_GOAL_
The records that follow are to be repeated without alteration.

_MATERIAL_
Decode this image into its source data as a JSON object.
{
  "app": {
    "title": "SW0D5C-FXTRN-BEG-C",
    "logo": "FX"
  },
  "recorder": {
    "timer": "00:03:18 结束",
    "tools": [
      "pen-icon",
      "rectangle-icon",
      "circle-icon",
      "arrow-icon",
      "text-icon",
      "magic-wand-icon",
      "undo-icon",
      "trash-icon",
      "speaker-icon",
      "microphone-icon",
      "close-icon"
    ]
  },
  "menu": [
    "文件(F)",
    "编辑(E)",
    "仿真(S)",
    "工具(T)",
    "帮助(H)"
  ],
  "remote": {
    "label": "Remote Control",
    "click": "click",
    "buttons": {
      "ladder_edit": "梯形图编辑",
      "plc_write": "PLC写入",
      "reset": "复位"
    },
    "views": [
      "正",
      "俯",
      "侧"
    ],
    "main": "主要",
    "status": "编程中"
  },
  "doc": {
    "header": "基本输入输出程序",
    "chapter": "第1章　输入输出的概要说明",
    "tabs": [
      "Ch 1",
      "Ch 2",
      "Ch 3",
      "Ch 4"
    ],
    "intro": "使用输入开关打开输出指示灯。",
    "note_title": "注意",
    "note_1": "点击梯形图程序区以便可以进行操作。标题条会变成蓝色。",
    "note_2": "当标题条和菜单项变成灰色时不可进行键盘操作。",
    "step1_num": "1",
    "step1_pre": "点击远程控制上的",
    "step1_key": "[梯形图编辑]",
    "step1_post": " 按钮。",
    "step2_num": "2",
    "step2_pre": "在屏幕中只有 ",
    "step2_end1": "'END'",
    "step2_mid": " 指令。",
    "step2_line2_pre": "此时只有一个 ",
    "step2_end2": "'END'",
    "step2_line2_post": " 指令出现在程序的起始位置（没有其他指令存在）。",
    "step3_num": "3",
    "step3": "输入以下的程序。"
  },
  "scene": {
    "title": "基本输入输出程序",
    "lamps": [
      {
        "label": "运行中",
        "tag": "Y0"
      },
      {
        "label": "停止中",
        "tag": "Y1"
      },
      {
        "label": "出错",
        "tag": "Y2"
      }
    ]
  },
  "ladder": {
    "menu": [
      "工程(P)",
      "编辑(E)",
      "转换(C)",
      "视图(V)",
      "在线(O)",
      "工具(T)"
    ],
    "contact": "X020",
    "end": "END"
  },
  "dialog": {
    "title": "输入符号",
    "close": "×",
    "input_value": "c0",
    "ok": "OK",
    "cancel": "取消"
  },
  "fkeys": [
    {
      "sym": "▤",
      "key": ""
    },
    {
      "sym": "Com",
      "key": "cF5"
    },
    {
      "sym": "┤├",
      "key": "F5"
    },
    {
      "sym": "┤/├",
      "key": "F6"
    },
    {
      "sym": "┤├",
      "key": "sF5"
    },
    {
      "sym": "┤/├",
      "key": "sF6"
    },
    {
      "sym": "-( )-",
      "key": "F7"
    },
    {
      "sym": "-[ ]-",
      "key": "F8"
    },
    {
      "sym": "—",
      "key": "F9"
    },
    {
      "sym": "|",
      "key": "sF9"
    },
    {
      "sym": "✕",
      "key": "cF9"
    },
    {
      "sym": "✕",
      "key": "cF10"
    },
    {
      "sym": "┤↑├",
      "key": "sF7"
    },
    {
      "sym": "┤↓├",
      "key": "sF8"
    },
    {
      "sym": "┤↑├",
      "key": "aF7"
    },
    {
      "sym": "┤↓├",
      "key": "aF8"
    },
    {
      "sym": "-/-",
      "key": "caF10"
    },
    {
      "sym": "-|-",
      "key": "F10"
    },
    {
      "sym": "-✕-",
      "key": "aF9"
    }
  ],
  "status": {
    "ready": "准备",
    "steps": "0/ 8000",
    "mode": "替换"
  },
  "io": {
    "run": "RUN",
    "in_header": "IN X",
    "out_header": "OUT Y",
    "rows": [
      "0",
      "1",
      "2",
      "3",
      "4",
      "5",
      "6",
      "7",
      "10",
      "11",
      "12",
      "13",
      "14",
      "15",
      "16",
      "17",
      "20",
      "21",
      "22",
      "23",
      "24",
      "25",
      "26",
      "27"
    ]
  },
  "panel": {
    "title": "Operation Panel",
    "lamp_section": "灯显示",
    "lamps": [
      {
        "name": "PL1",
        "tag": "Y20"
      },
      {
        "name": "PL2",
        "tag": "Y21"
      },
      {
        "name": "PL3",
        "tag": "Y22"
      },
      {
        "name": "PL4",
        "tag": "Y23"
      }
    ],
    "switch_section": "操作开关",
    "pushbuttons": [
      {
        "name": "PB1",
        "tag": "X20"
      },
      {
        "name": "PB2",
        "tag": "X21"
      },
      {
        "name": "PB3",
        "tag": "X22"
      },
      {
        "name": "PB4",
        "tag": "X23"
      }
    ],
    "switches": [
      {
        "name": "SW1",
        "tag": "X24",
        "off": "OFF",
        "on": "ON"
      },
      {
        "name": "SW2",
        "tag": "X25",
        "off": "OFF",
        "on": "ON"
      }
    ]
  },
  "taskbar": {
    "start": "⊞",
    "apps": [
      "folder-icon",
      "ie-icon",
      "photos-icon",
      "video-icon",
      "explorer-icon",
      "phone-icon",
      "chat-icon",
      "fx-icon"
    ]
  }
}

_COMPLETE ANSWER_
Decode this image into its source data as a JSON object.
{
  "app": {
    "title": "SW0D5C-FXTRN-BEG-C",
    "logo": "FX"
  },
  "recorder": {
    "timer": "00:03:18 结束",
    "tools": [
      "pen-icon",
      "rectangle-icon",
      "circle-icon",
      "arrow-icon",
      "text-icon",
      "magic-wand-icon",
      "undo-icon",
      "trash-icon",
      "speaker-icon",
      "microphone-icon",
      "close-icon"
    ]
  },
  "menu": [
    "文件(F)",
    "编辑(E)",
    "仿真(S)",
    "工具(T)",
    "帮助(H)"
  ],
  "remote": {
    "label": "Remote Control",
    "click": "click",
    "buttons": {
      "ladder_edit": "梯形图编辑",
      "plc_write": "PLC写入",
      "reset": "复位"
    },
    "views": [
      "正",
      "俯",
      "侧"
    ],
    "main": "主要",
    "status": "编程中"
  },
  "doc": {
    "header": "基本输入输出程序",
    "chapter": "第1章　输入输出的概要说明",
    "tabs": [
      "Ch 1",
      "Ch 2",
      "Ch 3",
      "Ch 4"
    ],
    "intro": "使用输入开关打开输出指示灯。",
    "note_title": "注意",
    "note_1": "点击梯形图程序区以便可以进行操作。标题条会变成蓝色。",
    "note_2": "当标题条和菜单项变成灰色时不可进行键盘操作。",
    "step1_num": "1",
    "step1_pre": "点击远程控制上的",
    "step1_key": "[梯形图编辑]",
    "step1_post": " 按钮。",
    "step2_num": "2",
    "step2_pre": "在屏幕中只有 ",
    "step2_end1": "'END'",
    "step2_mid": " 指令。",
    "step2_line2_pre": "此时只有一个 ",
    "step2_end2": "'END'",
    "step2_line2_post": " 指令出现在程序的起始位置（没有其他指令存在）。",
    "step3_num": "3",
    "step3": "输入以下的程序。"
  },
  "scene": {
    "title": "基本输入输出程序",
    "lamps": [
      {
        "label": "运行中",
        "tag": "Y0"
      },
      {
        "label": "停止中",
        "tag": "Y1"
      },
      {
        "label": "出错",
        "tag": "Y2"
      }
    ]
  },
  "ladder": {
    "menu": [
      "工程(P)",
      "编辑(E)",
      "转换(C)",
      "视图(V)",
      "在线(O)",
      "工具(T)"
    ],
    "contact": "X020",
    "end": "END"
  },
  "dialog": {
    "title": "输入符号",
    "close": "×",
    "input_value": "c0",
    "ok": "OK",
    "cancel": "取消"
  },
  "fkeys": [
    {
      "sym": "▤",
      "key": ""
    },
    {
      "sym": "Com",
      "key": "cF5"
    },
    {
      "sym": "┤├",
      "key": "F5"
    },
    {
      "sym": "┤/├",
      "key": "F6"
    },
    {
      "sym": "┤├",
      "key": "sF5"
    },
    {
      "sym": "┤/├",
      "key": "sF6"
    },
    {
      "sym": "-( )-",
      "key": "F7"
    },
    {
      "sym": "-[ ]-",
      "key": "F8"
    },
    {
      "sym": "—",
      "key": "F9"
    },
    {
      "sym": "|",
      "key": "sF9"
    },
    {
      "sym": "✕",
      "key": "cF9"
    },
    {
      "sym": "✕",
      "key": "cF10"
    },
    {
      "sym": "┤↑├",
      "key": "sF7"
    },
    {
      "sym": "┤↓├",
      "key": "sF8"
    },
    {
      "sym": "┤↑├",
      "key": "aF7"
    },
    {
      "sym": "┤↓├",
      "key": "aF8"
    },
    {
      "sym": "-/-",
      "key": "caF10"
    },
    {
      "sym": "-|-",
      "key": "F10"
    },
    {
      "sym": "-✕-",
      "key": "aF9"
    }
  ],
  "status": {
    "ready": "准备",
    "steps": "0/ 8000",
    "mode": "替换"
  },
  "io": {
    "run": "RUN",
    "in_header": "IN X",
    "out_header": "OUT Y",
    "rows": [
      "0",
      "1",
      "2",
      "3",
      "4",
      "5",
      "6",
      "7",
      "10",
      "11",
      "12",
      "13",
      "14",
      "15",
      "16",
      "17",
      "20",
      "21",
      "22",
      "23",
      "24",
      "25",
      "26",
      "27"
    ]
  },
  "panel": {
    "title": "Operation Panel",
    "lamp_section": "灯显示",
    "lamps": [
      {
        "name": "PL1",
        "tag": "Y20"
      },
      {
        "name": "PL2",
        "tag": "Y21"
      },
      {
        "name": "PL3",
        "tag": "Y22"
      },
      {
        "name": "PL4",
        "tag": "Y23"
      }
    ],
    "switch_section": "操作开关",
    "pushbuttons": [
      {
        "name": "PB1",
        "tag": "X20"
      },
      {
        "name": "PB2",
        "tag": "X21"
      },
      {
        "name": "PB3",
        "tag": "X22"
      },
      {
        "name": "PB4",
        "tag": "X23"
      }
    ],
    "switches": [
      {
        "name": "SW1",
        "tag": "X24",
        "off": "OFF",
        "on": "ON"
      },
      {
        "name": "SW2",
        "tag": "X25",
        "off": "OFF",
        "on": "ON"
      }
    ]
  },
  "taskbar": {
    "start": "⊞",
    "apps": [
      "folder-icon",
      "ie-icon",
      "photos-icon",
      "video-icon",
      "explorer-icon",
      "phone-icon",
      "chat-icon",
      "fx-icon"
    ]
  }
}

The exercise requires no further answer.